SUPPLIED RECORDS
________________________________________
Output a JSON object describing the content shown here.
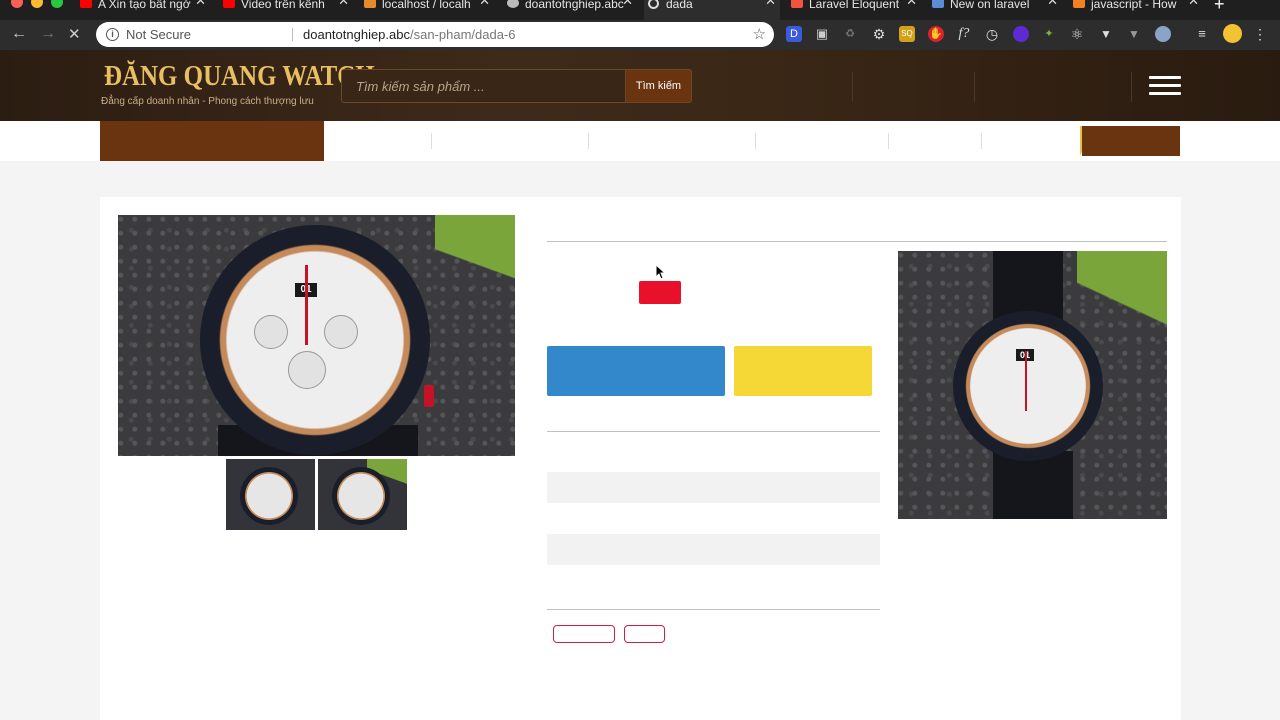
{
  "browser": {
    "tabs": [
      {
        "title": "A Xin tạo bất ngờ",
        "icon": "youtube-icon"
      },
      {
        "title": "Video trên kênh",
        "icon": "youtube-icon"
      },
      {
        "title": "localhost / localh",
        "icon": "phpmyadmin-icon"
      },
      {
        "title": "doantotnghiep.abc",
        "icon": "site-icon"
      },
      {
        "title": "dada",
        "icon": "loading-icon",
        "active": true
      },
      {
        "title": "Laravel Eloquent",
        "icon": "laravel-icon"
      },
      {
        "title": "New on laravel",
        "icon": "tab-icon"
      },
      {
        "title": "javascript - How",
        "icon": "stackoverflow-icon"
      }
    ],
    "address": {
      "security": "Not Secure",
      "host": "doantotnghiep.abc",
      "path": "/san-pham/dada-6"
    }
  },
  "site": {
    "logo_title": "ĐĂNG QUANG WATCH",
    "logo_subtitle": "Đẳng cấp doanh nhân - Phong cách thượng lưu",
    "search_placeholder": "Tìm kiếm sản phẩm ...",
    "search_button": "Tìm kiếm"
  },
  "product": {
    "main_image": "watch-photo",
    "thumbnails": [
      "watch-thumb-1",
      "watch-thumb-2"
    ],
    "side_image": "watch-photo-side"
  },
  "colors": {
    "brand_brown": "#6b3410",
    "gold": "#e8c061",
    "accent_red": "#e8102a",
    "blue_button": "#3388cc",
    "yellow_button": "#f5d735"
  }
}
________________________________________
PROBLEM DETAILS
Can you repeat every record above exactly, apart from the pictures?

COMPLETE OUTPUT
Output a JSON object describing the content shown here.
{
  "browser": {
    "tabs": [
      {
        "title": "A Xin tạo bất ngờ",
        "icon": "youtube-icon"
      },
      {
        "title": "Video trên kênh",
        "icon": "youtube-icon"
      },
      {
        "title": "localhost / localh",
        "icon": "phpmyadmin-icon"
      },
      {
        "title": "doantotnghiep.abc",
        "icon": "site-icon"
      },
      {
        "title": "dada",
        "icon": "loading-icon",
        "active": true
      },
      {
        "title": "Laravel Eloquent",
        "icon": "laravel-icon"
      },
      {
        "title": "New on laravel",
        "icon": "tab-icon"
      },
      {
        "title": "javascript - How",
        "icon": "stackoverflow-icon"
      }
    ],
    "address": {
      "security": "Not Secure",
      "host": "doantotnghiep.abc",
      "path": "/san-pham/dada-6"
    }
  },
  "site": {
    "logo_title": "ĐĂNG QUANG WATCH",
    "logo_subtitle": "Đẳng cấp doanh nhân - Phong cách thượng lưu",
    "search_placeholder": "Tìm kiếm sản phẩm ...",
    "search_button": "Tìm kiếm"
  },
  "product": {
    "main_image": "watch-photo",
    "thumbnails": [
      "watch-thumb-1",
      "watch-thumb-2"
    ],
    "side_image": "watch-photo-side"
  },
  "colors": {
    "brand_brown": "#6b3410",
    "gold": "#e8c061",
    "accent_red": "#e8102a",
    "blue_button": "#3388cc",
    "yellow_button": "#f5d735"
  }
}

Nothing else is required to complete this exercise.